### Consigne A
Convertissez en liste JSON de chaînes les lignes du listing, à partir de celle qui contient "dip-func: 手动 <box>394 746 463 784</box>" et jusqu'à celle qui contient "section-header-4 <box>57 42 1147 68</box>", toutes deux incluses. Chaque ligne doit donner une chaîne, sans les lignes vides.

### Texte à lire

Dans cette profession, Isabelle Barilaro pratique à la fois en libéral (au sein de l'association Pact Arim des Hauts de Seine) et comme salariée au sein d'un établissement gériatrique du département. Dans les deux cas, elle accompagne la personne dans l'aménagement de son domicile, l'aide à améliorer son environnement en proposant des aides techniques et en prévoyant les travaux nécessaires : cheminements pour un fauteuil roulant, rampes d'accès pour passer des marches, barres d'appui, stylos ou couverts adaptés pour des difficultés de préhension… Bref, tout ce qui est nécessaire sur le lieu de vie, ainsi que sur le lieu de travail, pour permettre de reprendre une vie familiale, sociale et professionnelle. « C'est toujours du cas par cas, dit-elle, c'est de l'adaptation à LA personne, pas à un type de handicap : face à un même handicap, deux personnes différentes ne l'aborderont jamais de la même manière, en fonction de leurs habitudes, de leurs modes de vie… ».

Pour Isabelle, il s'agit d'être à l'écoute des souhaits et des difficultés de la personne, de mesurer avec elle ses aptitudes, ses besoins, et de définir les priorités. Concrètement, cela commence le plus souvent par des travaux dans la salle de bain, puis se prolonge par les circulations dans le logement, et enfin sur l'environnement extérieur immédiat et les entrées. « Ensuite on fait un compte-rendu à la personne, poursuit-elle, et bien sûr on l'accompagne dans ses démarches. Mais en priorité, on la laisse faire un maximum de choses par elle-même : plus elle est impliquée, mieux elle intègre le projet ! ». Elle précise toutefois qu'elle s'efforce de suivre la personne handicapée jusqu'au bout du processus, de l'aiguiller dans ses achats et ses contacts avec les installateurs, entreprises ou artisans. Pour ces travaux parfois atypiques, elle prend souvent contact en amont avec ces professionnels (« ça passe bien quand on explique le but de ces aménagements », avec un petit croquis par exemple), et fait systématiquement une visite après : « je reprends contact si il y a un souci. Le plus souvent, ils acceptent de revenir reprendre le chantier si nécessaire ».

 

L'architecte, l'accompagnement dans la conception du logement

 

Le cas par cas, c'est aussi une évidence pour Lionel Chomet. Architecte, lui-même en fauteuil, il travaille au sein du CAUE de Seine Saint-Denis. Les Conseils en Architecture, Urbanisme et Environnement sont des associations créées par les départements, qui s'adressent autant aux collectivités et qu'aux particuliers. Pour les situations de handicap, « mon activité est très complémentaire de celle de l'ergothérapeute, explique-t-il : elle évalue les gestes, la possibilité de les réaliser, alors que l'architecte conçoit les volumes et les espaces nécessaires ». Une mission de conseil « complexe, face à la multiplicité des cas particuliers. On est dans le pratique, spécifique pour chaque logement ». Car il n'existe ni catégorie, ni classement ni même de vocabulaire précis pour définir les situations, les mouvements, les besoins de chaque personne.

### Consigne B
Recopiez à l'identique le passage du texte sur l'aménagement du logement, à partir de "Le cas par cas, c'est" et jusqu'à "de chaque personne.".

### Lignes de données
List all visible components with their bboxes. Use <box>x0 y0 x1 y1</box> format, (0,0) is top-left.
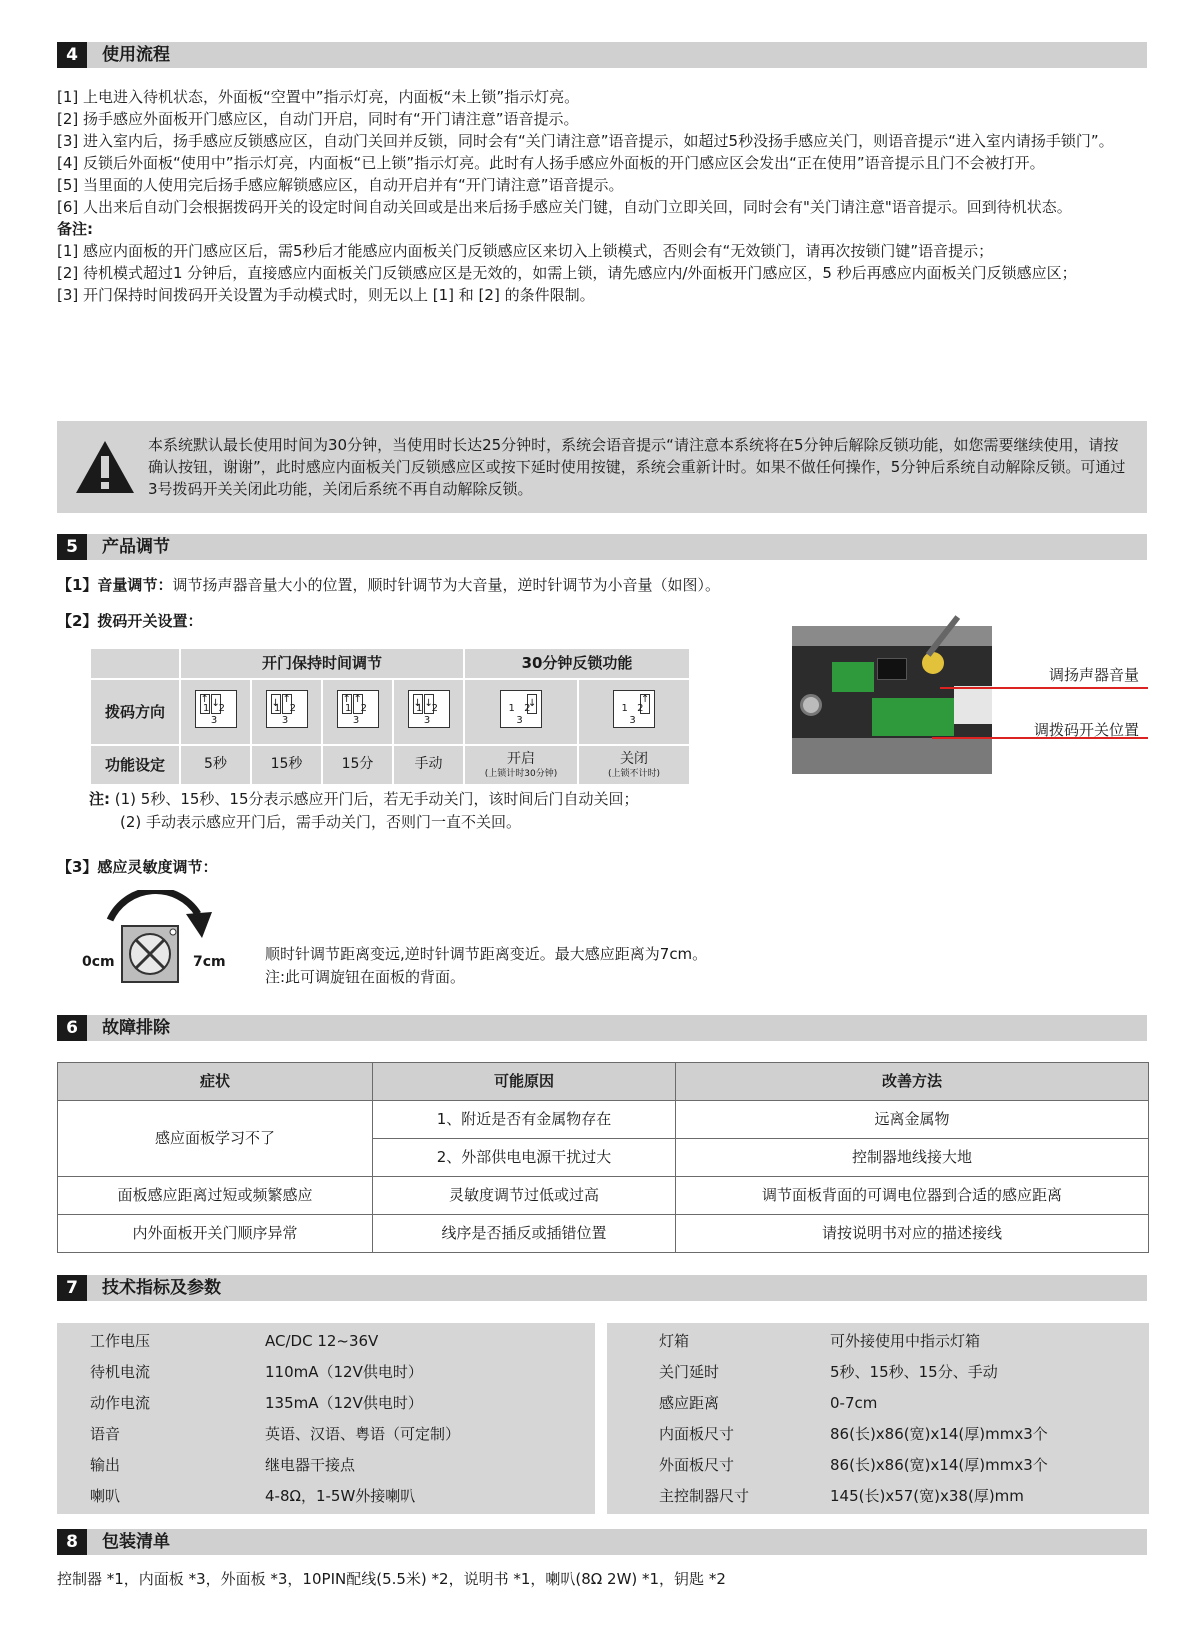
dip-func: 手动 <box>394 746 463 784</box>
dip-row-label-function: 功能设定 <box>91 746 179 784</box>
section-title: 使用流程 <box>102 45 170 65</box>
table-row: 感应面板学习不了 1、附近是否有金属物存在 远离金属物 <box>58 1101 1149 1139</box>
dip-switch-manual <box>394 680 463 744</box>
volume-adjust <box>57 574 1149 596</box>
section-header-7 <box>57 1275 1147 1301</box>
section-title: 技术指标及参数 <box>102 1278 221 1298</box>
dip-switch-icon: ↑ ↑ 1 2 3 <box>337 690 379 728</box>
dip-row-label-direction: 拨码方向 <box>91 680 179 744</box>
spec-row: 外面板尺寸 86(长)x86(宽)x14(厚)mmx3个 <box>659 1456 1048 1474</box>
dip-switch-icon: ↓ 1 2 3 <box>500 690 542 728</box>
volume-adjust-text: 调节扬声器音量大小的位置，顺时针调节为大音量，逆时针调节为小音量（如图）。 <box>172 576 720 594</box>
dip-switch-icon: ↑ ↓ 1 2 3 <box>195 690 237 728</box>
list-item: [1] 感应内面板的开门感应区后，需5秒后才能感应内面板关门反锁感应区来切入上锁模式，否则会有“无效锁门，请再次按锁门键”语音提示； <box>57 242 994 260</box>
list-item: [2] 扬手感应外面板开门感应区，自动门开启，同时有“开门请注意”语音提示。 <box>57 110 579 128</box>
dip-func-lock-on: 开启 (上锁计时30分钟) <box>465 746 577 784</box>
sensitivity-text: 顺时针调节距离变远,逆时针调节距离变近。最大感应距离为7cm。 注:此可调旋钮在面板的背面。 <box>265 945 708 986</box>
section-title: 产品调节 <box>102 537 170 557</box>
dip-switch-lock-off <box>579 680 689 744</box>
section-number: 4 <box>57 42 87 68</box>
dip-group-hold-time: 开门保持时间调节 <box>181 649 463 678</box>
section-header-8 <box>57 1529 1147 1555</box>
sensitivity-label: 【3】感应灵敏度调节： <box>57 858 218 876</box>
callout-speaker-volume: 调扬声器音量 <box>1049 666 1140 684</box>
controller-board-photo <box>792 626 992 774</box>
section-header-4 <box>57 42 1147 68</box>
spec-row: 输出 继电器干接点 <box>90 1456 356 1474</box>
volume-adjust-label: 【1】音量调节： <box>57 576 173 594</box>
section-number: 7 <box>57 1275 87 1301</box>
spec-row: 语音 英语、汉语、粤语（可定制） <box>90 1425 461 1443</box>
usage-flow-list <box>57 86 1149 306</box>
warning-text: 本系统默认最长使用时间为30分钟，当使用时长达25分钟时，系统会语音提示“请注意本系统将在5分钟后解除反锁功能，如您需要继续使用，请按确认按钮，谢谢”，此时感应内面板关门反锁感应区或按下延时使用按键，系统会重新计时。如果不做任何操作，5分钟后系统自动解除反锁。可通过3号拨码开关关闭此功能，关闭后系统不再自动解除反锁。 <box>148 436 1126 498</box>
section-header-6 <box>57 1015 1147 1041</box>
dip-switch-lock-on <box>465 680 577 744</box>
dip-setting-label: 【2】拨码开关设置： <box>57 612 203 630</box>
list-item: [5] 当里面的人使用完后扬手感应解锁感应区，自动开启并有“开门请注意”语音提示。 <box>57 176 624 194</box>
knob-max-label: 7cm <box>193 954 226 970</box>
dip-func-lock-off: 关闭 (上锁不计时) <box>579 746 689 784</box>
section-title: 包装清单 <box>102 1532 170 1552</box>
dip-switch-icon: ↓ ↑ 1 2 3 <box>266 690 308 728</box>
warning-icon <box>74 439 136 495</box>
knob-min-label: 0cm <box>82 954 115 970</box>
remark-title: 备注: <box>57 220 93 238</box>
dip-func: 15秒 <box>252 746 321 784</box>
spec-row: 工作电压 AC/DC 12~36V <box>90 1332 379 1350</box>
troubleshooting-table <box>57 1062 1149 1253</box>
dip-switch-table <box>89 647 691 786</box>
spec-row: 感应距离 0-7cm <box>659 1394 878 1412</box>
list-item: [4] 反锁后外面板“使用中”指示灯亮，内面板“已上锁”指示灯亮。此时有人扬手感应外面板的开门感应区会发出“正在使用”语音提示且门不会被打开。 <box>57 154 1045 172</box>
dip-func: 5秒 <box>181 746 250 784</box>
list-item: [3] 开门保持时间拨码开关设置为手动模式时，则无以上 [1] 和 [2] 的条件限制。 <box>57 286 595 304</box>
spec-row: 关门延时 5秒、15秒、15分、手动 <box>659 1363 998 1381</box>
dip-note: 注: (1) 5秒、15秒、15分表示感应开门后，若无手动关门，该时间后门自动关回； (2) 手动表示感应开门后，需手动关门，否则门一直不关回。 <box>89 790 639 831</box>
section-number: 6 <box>57 1015 87 1041</box>
list-item: [6] 人出来后自动门会根据拨码开关的设定时间自动关回或是出来后扬手感应关门键，自动门立即关回，同时会有"关门请注意"语音提示。回到待机状态。 <box>57 198 1072 216</box>
callout-dip-position: 调拨码开关位置 <box>1034 721 1140 739</box>
section-number: 8 <box>57 1529 87 1555</box>
table-header-row: 症状 可能原因 改善方法 <box>58 1063 1149 1101</box>
callout-line <box>940 687 1148 689</box>
dip-switch-5s <box>181 680 250 744</box>
spec-row: 灯箱 可外接使用中指示灯箱 <box>659 1332 981 1350</box>
table-row: 面板感应距离过短或频繁感应 灵敏度调节过低或过高 调节面板背面的可调电位器到合适的感应距离 <box>58 1177 1149 1215</box>
dip-switch-icon: ↑ 1 2 3 <box>613 690 655 728</box>
dip-switch-15min <box>323 680 392 744</box>
table-row: 内外面板开关门顺序异常 线序是否插反或插错位置 请按说明书对应的描述接线 <box>58 1215 1149 1253</box>
package-list: 控制器 *1，内面板 *3，外面板 *3，10PIN配线(5.5米) *2，说明书 *1，喇叭(8Ω 2W) *1，钥匙 *2 <box>57 1570 726 1588</box>
spec-row: 动作电流 135mA（12V供电时） <box>90 1394 423 1412</box>
list-item: [3] 进入室内后，扬手感应反锁感应区，自动门关回并反锁，同时会有“关门请注意”语音提示，如超过5秒没扬手感应关门，则语音提示“进入室内请扬手锁门”。 <box>57 132 1114 150</box>
dip-func: 15分 <box>323 746 392 784</box>
spec-row: 待机电流 110mA（12V供电时） <box>90 1363 423 1381</box>
warning-box <box>57 421 1147 513</box>
list-item: [1] 上电进入待机状态，外面板“空置中”指示灯亮，内面板“未上锁”指示灯亮。 <box>57 88 580 106</box>
dip-switch-15s <box>252 680 321 744</box>
dip-group-lock: 30分钟反锁功能 <box>465 649 689 678</box>
spec-row: 喇叭 4-8Ω，1-5W外接喇叭 <box>90 1487 416 1505</box>
spec-table-right <box>607 1323 1149 1514</box>
sensitivity-knob-diagram <box>80 890 230 1000</box>
dip-switch-icon: ↓ ↓ 1 2 3 <box>408 690 450 728</box>
section-header-5 <box>57 534 1147 560</box>
rotate-arrow-icon <box>80 890 230 1000</box>
table-row: 2、外部供电电源干扰过大 控制器地线接大地 <box>58 1139 1149 1177</box>
list-item: [2] 待机模式超过1 分钟后，直接感应内面板关门反锁感应区是无效的，如需上锁，请先感应内/外面板开门感应区，5 秒后再感应内面板关门反锁感应区； <box>57 264 1077 282</box>
spec-row: 主控制器尺寸 145(长)x57(宽)x38(厚)mm <box>659 1487 1024 1505</box>
section-number: 5 <box>57 534 87 560</box>
spec-row: 内面板尺寸 86(长)x86(宽)x14(厚)mmx3个 <box>659 1425 1048 1443</box>
spec-table-left <box>57 1323 595 1514</box>
section-title: 故障排除 <box>102 1018 170 1038</box>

### Réponse complète A
[
  "dip-func: 手动 <box>394 746 463 784</box>",
  "dip-row-label-function: 功能设定 <box>91 746 179 784</box>",
  "section-title: 使用流程 <box>102 45 170 65</box>",
  "table-row: 感应面板学习不了 1、附近是否有金属物存在 远离金属物 <box>58 1101 1149 1139</box>",
  "dip-switch-manual <box>394 680 463 744</box>",
  "volume-adjust <box>57 574 1149 596</box>",
  "section-header-7 <box>57 1275 1147 1301</box>",
  "section-title: 技术指标及参数 <box>102 1278 221 1298</box>",
  "dip-switch-icon: ↑ ↑ 1 2 3 <box>337 690 379 728</box>",
  "dip-row-label-direction: 拨码方向 <box>91 680 179 744</box>",
  "spec-row: 外面板尺寸 86(长)x86(宽)x14(厚)mmx3个 <box>659 1456 1048 1474</box>",
  "dip-switch-icon: ↓ 1 2 3 <box>500 690 542 728</box>",
  "volume-adjust-text: 调节扬声器音量大小的位置，顺时针调节为大音量，逆时针调节为小音量（如图）。 <box>172 576 720 594</box>",
  "dip-switch-icon: ↑ ↓ 1 2 3 <box>195 690 237 728</box>",
  "list-item: [1] 感应内面板的开门感应区后，需5秒后才能感应内面板关门反锁感应区来切入上锁模式，否则会有“无效锁门，请再次按锁门键”语音提示； <box>57 242 994 260</box>",
  "list-item: [2] 扬手感应外面板开门感应区，自动门开启，同时有“开门请注意”语音提示。 <box>57 110 579 128</box>",
  "dip-func-lock-on: 开启 (上锁计时30分钟) <box>465 746 577 784</box>",
  "sensitivity-text: 顺时针调节距离变远,逆时针调节距离变近。最大感应距离为7cm。 注:此可调旋钮在面板的背面。 <box>265 945 708 986</box>",
  "section-title: 产品调节 <box>102 537 170 557</box>",
  "dip-switch-lock-off <box>579 680 689 744</box>",
  "section-number: 4 <box>57 42 87 68</box>",
  "dip-group-hold-time: 开门保持时间调节 <box>181 649 463 678</box>",
  "section-header-8 <box>57 1529 1147 1555</box>",
  "sensitivity-label: 【3】感应灵敏度调节： <box>57 858 218 876</box>",
  "callout-speaker-volume: 调扬声器音量 <box>1049 666 1140 684</box>",
  "controller-board-photo <box>792 626 992 774</box>",
  "section-header-4 <box>57 42 1147 68</box>"
]

### Réponse complète B
Le cas par cas, c'est aussi une évidence pour Lionel Chomet. Architecte, lui-même en fauteuil, il travaille au sein du CAUE de Seine Saint-Denis. Les Conseils en Architecture, Urbanisme et Environnement sont des associations créées par les départements, qui s'adressent autant aux collectivités et qu'aux particuliers. Pour les situations de handicap, « mon activité est très complémentaire de celle de l'ergothérapeute, explique-t-il : elle évalue les gestes, la possibilité de les réaliser, alors que l'architecte conçoit les volumes et les espaces nécessaires ». Une mission de conseil « complexe, face à la multiplicité des cas particuliers. On est dans le pratique, spécifique pour chaque logement ». Car il n'existe ni catégorie, ni classement ni même de vocabulaire précis pour définir les situations, les mouvements, les besoins de chaque personne.